▶ [EXERCISE REQUIREMENTS]: Give the data from its first line up to and including the line that contains "drift-ratio-label: 1/33 [354, 278, 376, 292]" as a JSON list of strings, one string per line, leaving out blank lines.

---------- DATA LINES

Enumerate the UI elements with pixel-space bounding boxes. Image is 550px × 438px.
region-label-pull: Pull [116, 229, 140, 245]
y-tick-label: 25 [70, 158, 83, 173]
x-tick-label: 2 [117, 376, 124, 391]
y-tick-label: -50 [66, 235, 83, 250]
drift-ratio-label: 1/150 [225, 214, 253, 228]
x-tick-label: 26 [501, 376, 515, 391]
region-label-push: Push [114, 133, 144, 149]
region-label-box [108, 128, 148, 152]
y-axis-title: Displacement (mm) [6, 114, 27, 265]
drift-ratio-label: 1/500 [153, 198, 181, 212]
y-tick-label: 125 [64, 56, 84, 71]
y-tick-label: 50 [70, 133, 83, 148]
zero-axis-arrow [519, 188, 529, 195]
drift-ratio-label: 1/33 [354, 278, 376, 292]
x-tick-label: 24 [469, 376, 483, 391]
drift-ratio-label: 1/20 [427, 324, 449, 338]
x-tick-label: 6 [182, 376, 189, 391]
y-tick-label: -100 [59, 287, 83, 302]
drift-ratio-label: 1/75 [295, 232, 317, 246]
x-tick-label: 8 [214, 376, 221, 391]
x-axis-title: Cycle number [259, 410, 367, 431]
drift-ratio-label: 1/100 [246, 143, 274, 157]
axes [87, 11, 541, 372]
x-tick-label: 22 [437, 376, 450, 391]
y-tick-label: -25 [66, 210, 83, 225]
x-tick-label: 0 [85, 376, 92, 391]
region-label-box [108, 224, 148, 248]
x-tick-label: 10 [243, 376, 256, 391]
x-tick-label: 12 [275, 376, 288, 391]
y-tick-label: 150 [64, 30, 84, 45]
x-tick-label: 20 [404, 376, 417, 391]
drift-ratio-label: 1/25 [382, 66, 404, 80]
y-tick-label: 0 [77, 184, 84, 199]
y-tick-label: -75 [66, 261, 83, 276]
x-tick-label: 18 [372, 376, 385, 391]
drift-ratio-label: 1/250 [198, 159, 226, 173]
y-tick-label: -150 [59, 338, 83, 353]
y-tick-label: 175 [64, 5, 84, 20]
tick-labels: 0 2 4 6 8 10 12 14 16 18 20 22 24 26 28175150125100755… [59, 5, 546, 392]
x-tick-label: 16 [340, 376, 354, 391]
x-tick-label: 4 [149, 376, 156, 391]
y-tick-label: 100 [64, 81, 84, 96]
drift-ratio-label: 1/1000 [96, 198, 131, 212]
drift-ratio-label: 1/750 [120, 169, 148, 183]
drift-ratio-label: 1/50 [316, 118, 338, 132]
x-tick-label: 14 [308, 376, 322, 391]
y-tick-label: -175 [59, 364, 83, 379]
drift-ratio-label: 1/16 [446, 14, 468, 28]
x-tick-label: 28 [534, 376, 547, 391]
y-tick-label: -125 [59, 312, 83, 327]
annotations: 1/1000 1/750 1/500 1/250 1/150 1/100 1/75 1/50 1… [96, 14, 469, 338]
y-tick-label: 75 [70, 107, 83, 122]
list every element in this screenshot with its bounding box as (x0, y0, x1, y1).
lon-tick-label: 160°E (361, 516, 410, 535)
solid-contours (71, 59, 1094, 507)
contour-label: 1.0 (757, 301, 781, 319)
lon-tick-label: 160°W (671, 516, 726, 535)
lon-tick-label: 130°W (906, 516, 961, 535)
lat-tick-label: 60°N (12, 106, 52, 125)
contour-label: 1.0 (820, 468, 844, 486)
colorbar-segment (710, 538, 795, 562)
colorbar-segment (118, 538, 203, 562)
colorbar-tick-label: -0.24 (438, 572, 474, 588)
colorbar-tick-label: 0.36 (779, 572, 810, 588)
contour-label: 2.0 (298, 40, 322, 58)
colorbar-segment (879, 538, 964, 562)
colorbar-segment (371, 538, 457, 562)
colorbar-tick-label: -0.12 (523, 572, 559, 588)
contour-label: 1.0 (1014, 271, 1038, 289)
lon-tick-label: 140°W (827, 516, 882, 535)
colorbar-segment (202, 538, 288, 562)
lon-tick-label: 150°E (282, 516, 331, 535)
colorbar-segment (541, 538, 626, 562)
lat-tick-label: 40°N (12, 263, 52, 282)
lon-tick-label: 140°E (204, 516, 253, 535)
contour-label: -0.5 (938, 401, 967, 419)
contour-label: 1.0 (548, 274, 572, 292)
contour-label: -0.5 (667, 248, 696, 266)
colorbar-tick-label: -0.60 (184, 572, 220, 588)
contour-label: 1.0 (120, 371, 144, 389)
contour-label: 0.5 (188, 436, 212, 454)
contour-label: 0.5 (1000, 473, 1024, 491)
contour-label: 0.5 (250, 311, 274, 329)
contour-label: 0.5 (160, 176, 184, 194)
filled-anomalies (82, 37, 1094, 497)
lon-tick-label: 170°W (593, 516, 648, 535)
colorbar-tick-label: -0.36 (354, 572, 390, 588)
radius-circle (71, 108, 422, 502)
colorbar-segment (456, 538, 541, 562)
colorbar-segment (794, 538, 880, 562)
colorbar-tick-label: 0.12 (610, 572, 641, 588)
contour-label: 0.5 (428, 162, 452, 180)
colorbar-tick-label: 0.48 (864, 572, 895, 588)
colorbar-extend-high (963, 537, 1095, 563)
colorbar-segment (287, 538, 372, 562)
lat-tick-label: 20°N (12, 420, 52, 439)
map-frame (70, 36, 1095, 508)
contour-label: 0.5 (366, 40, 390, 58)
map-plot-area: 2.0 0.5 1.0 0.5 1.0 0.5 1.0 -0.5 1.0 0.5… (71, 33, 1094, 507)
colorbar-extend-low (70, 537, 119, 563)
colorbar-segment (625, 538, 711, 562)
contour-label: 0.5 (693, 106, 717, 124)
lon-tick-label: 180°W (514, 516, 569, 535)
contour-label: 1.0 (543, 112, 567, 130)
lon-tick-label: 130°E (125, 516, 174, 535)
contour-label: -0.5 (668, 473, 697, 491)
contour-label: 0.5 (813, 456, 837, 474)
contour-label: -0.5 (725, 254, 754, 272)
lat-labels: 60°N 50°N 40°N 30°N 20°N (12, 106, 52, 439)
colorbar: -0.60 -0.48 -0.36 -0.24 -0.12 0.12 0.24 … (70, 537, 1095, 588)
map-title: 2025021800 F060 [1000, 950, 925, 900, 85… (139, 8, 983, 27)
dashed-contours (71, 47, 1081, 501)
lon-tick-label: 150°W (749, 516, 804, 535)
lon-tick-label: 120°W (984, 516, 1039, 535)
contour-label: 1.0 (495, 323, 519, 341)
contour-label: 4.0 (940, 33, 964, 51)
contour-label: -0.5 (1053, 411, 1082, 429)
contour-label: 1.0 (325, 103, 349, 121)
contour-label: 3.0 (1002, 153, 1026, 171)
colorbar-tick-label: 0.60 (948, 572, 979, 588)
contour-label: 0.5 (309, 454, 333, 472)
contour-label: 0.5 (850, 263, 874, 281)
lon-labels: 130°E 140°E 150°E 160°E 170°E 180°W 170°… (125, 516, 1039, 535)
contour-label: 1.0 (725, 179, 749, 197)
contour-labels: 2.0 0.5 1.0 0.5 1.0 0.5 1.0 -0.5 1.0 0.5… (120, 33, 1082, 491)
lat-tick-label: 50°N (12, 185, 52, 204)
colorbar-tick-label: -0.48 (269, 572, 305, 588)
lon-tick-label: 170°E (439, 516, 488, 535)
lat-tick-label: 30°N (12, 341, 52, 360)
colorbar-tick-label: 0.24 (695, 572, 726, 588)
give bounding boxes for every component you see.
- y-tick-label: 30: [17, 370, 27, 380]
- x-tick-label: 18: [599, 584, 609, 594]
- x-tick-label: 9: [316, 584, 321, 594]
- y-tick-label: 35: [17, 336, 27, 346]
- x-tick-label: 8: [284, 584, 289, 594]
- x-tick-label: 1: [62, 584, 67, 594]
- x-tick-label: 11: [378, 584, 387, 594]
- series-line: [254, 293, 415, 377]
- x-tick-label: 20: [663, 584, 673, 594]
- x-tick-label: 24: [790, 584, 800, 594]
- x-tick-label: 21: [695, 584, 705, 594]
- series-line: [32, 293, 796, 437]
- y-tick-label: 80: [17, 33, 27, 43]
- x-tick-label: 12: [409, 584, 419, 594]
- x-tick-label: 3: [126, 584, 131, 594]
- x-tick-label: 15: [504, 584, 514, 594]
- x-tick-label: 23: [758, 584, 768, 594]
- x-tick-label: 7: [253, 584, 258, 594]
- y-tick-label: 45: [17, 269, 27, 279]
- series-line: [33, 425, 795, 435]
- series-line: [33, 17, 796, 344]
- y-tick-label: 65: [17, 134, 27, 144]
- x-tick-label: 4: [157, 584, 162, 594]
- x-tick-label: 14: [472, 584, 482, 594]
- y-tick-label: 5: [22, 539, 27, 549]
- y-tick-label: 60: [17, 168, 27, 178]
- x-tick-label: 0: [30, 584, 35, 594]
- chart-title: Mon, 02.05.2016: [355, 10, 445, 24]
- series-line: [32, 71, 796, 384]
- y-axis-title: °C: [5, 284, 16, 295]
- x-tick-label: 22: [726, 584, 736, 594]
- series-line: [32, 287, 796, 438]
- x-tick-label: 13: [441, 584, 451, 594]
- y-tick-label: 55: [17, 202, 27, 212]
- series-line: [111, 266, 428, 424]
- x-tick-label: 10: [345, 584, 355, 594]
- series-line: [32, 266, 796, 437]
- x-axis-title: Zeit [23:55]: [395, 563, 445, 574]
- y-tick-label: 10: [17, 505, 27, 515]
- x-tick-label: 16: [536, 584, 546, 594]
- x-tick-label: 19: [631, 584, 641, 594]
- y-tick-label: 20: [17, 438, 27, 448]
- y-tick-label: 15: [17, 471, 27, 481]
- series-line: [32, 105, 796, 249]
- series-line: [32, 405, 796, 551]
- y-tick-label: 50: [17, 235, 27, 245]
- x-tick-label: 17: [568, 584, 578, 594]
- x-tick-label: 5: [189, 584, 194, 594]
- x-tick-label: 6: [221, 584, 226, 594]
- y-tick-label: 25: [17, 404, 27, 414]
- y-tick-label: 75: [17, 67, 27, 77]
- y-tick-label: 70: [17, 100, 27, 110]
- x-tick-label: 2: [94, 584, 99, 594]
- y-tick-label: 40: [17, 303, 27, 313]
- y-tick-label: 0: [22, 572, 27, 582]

--------------------

▶ [SOLUTION FOR THIS TASK]:
[
  "Enumerate the UI elements with pixel-space bounding boxes. Image is 550px × 438px.",
  "region-label-pull: Pull [116, 229, 140, 245]",
  "y-tick-label: 25 [70, 158, 83, 173]",
  "x-tick-label: 2 [117, 376, 124, 391]",
  "y-tick-label: -50 [66, 235, 83, 250]",
  "drift-ratio-label: 1/150 [225, 214, 253, 228]",
  "x-tick-label: 26 [501, 376, 515, 391]",
  "region-label-push: Push [114, 133, 144, 149]",
  "region-label-box [108, 128, 148, 152]",
  "y-axis-title: Displacement (mm) [6, 114, 27, 265]",
  "drift-ratio-label: 1/500 [153, 198, 181, 212]",
  "y-tick-label: 125 [64, 56, 84, 71]",
  "y-tick-label: 50 [70, 133, 83, 148]",
  "zero-axis-arrow [519, 188, 529, 195]",
  "drift-ratio-label: 1/33 [354, 278, 376, 292]"
]